WORK TO BE COMPLETED:
For each line below that includes the word "Signature", make a copy.

ROWS:
----

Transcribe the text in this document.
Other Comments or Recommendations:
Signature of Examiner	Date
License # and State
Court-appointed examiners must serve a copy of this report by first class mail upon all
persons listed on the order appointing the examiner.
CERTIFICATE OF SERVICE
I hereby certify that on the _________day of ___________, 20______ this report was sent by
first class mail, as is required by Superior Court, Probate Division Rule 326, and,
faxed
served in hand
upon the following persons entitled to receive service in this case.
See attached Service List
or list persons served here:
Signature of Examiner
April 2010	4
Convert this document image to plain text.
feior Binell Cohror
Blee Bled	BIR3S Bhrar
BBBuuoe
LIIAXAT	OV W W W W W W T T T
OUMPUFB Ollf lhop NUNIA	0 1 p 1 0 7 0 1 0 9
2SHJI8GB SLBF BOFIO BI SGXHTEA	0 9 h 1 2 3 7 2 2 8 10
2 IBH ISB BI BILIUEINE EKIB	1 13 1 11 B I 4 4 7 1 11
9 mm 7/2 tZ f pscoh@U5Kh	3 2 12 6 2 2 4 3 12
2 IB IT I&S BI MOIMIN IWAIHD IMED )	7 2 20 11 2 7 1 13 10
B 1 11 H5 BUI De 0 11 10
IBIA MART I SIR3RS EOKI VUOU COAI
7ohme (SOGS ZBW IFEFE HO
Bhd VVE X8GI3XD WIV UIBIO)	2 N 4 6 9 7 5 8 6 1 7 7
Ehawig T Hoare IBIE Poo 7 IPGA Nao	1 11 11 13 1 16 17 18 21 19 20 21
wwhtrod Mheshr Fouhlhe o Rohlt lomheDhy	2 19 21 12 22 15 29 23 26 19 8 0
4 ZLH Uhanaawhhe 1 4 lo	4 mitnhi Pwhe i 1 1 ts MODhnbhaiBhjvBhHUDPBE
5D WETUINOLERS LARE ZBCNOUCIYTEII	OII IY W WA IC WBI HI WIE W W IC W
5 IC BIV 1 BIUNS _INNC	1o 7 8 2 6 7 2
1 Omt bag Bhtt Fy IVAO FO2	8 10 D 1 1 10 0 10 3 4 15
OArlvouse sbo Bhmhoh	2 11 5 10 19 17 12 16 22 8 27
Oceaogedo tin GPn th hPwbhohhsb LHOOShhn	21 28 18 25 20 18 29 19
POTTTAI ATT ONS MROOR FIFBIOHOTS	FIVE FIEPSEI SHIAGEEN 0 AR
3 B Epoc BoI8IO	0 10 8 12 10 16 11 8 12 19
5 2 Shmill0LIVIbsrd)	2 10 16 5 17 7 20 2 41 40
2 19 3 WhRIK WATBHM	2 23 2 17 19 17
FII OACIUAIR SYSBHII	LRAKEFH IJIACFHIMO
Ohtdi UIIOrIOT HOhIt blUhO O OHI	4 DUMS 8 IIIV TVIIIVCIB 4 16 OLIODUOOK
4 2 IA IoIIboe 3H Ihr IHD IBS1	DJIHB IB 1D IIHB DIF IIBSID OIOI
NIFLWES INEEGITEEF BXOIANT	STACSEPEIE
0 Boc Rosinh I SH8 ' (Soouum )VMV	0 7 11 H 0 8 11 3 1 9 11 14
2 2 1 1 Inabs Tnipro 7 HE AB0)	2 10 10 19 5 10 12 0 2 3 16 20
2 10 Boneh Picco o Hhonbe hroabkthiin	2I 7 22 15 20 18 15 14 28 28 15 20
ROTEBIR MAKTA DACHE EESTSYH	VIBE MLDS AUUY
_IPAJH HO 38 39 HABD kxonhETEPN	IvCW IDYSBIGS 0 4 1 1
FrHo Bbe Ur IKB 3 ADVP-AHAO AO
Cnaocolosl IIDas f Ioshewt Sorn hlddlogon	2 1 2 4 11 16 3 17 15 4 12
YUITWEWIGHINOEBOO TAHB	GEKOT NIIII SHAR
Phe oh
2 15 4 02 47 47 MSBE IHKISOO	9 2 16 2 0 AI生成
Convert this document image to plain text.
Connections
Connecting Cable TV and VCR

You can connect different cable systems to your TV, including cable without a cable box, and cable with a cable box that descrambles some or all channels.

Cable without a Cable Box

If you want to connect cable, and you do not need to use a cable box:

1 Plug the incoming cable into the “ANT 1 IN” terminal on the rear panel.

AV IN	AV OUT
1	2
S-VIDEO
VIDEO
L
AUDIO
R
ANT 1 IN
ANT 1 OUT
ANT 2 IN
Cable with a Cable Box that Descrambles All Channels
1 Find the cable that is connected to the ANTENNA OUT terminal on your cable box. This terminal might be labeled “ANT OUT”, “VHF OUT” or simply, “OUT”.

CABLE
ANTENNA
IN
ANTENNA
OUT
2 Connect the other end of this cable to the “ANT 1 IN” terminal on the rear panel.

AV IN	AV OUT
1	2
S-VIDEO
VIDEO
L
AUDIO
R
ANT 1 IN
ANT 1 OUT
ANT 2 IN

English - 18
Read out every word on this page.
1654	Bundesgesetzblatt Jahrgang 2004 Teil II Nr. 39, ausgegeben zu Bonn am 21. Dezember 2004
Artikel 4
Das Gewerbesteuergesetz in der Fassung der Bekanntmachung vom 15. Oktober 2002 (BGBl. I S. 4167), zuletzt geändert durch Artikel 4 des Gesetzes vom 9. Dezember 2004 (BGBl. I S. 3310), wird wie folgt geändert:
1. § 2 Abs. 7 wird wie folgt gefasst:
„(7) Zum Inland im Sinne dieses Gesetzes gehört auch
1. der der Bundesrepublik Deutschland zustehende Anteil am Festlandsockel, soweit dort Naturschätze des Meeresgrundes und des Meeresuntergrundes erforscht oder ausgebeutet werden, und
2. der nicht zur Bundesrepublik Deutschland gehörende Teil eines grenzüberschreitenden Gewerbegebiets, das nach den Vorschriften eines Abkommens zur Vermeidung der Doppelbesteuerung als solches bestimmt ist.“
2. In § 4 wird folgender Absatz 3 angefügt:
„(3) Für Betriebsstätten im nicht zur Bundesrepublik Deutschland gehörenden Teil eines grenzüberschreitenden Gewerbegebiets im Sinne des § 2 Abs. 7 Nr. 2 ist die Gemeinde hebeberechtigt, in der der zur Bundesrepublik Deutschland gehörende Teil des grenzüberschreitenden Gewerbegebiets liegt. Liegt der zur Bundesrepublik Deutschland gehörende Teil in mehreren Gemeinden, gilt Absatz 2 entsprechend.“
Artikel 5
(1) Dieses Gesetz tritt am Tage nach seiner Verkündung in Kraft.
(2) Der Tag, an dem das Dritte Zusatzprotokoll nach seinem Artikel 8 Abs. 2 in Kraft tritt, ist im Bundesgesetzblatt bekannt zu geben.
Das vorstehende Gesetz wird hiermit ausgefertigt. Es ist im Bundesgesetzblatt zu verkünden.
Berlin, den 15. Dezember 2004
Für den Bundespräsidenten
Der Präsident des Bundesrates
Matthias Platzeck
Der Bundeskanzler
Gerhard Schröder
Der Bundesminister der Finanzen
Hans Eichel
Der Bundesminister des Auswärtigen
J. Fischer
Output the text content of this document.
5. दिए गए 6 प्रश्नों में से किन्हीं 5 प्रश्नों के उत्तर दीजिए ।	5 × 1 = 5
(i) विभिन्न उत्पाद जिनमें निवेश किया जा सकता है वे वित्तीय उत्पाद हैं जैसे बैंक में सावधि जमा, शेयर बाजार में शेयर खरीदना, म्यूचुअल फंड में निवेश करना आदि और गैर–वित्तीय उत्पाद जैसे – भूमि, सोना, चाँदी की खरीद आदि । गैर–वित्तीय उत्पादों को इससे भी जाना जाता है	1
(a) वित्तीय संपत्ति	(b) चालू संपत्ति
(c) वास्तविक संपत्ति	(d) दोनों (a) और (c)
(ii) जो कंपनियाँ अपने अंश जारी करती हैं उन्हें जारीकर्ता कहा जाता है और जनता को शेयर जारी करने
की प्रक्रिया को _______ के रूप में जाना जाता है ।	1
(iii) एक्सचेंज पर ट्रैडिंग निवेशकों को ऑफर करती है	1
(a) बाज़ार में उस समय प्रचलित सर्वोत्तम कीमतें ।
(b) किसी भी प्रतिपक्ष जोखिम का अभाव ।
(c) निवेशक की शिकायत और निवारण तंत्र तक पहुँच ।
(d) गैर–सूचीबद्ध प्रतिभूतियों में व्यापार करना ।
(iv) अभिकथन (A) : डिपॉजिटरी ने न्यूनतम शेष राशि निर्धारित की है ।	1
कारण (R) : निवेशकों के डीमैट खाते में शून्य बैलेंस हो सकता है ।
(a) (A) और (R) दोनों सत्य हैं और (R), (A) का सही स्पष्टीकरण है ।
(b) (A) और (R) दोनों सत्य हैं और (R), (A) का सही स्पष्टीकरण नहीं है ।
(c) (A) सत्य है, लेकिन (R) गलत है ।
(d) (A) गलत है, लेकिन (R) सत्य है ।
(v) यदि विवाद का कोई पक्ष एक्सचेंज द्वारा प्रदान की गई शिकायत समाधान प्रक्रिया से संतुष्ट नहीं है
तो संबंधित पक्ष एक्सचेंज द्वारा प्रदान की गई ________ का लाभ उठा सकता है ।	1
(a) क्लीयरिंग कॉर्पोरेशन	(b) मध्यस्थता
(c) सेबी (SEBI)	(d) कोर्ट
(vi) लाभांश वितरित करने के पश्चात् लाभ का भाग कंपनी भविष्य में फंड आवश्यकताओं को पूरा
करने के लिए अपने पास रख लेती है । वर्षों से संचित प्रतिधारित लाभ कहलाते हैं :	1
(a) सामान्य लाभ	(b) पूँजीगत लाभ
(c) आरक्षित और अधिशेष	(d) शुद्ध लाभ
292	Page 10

----

TASK OUTPUT:
Signature of Examiner	Date
Signature of Examiner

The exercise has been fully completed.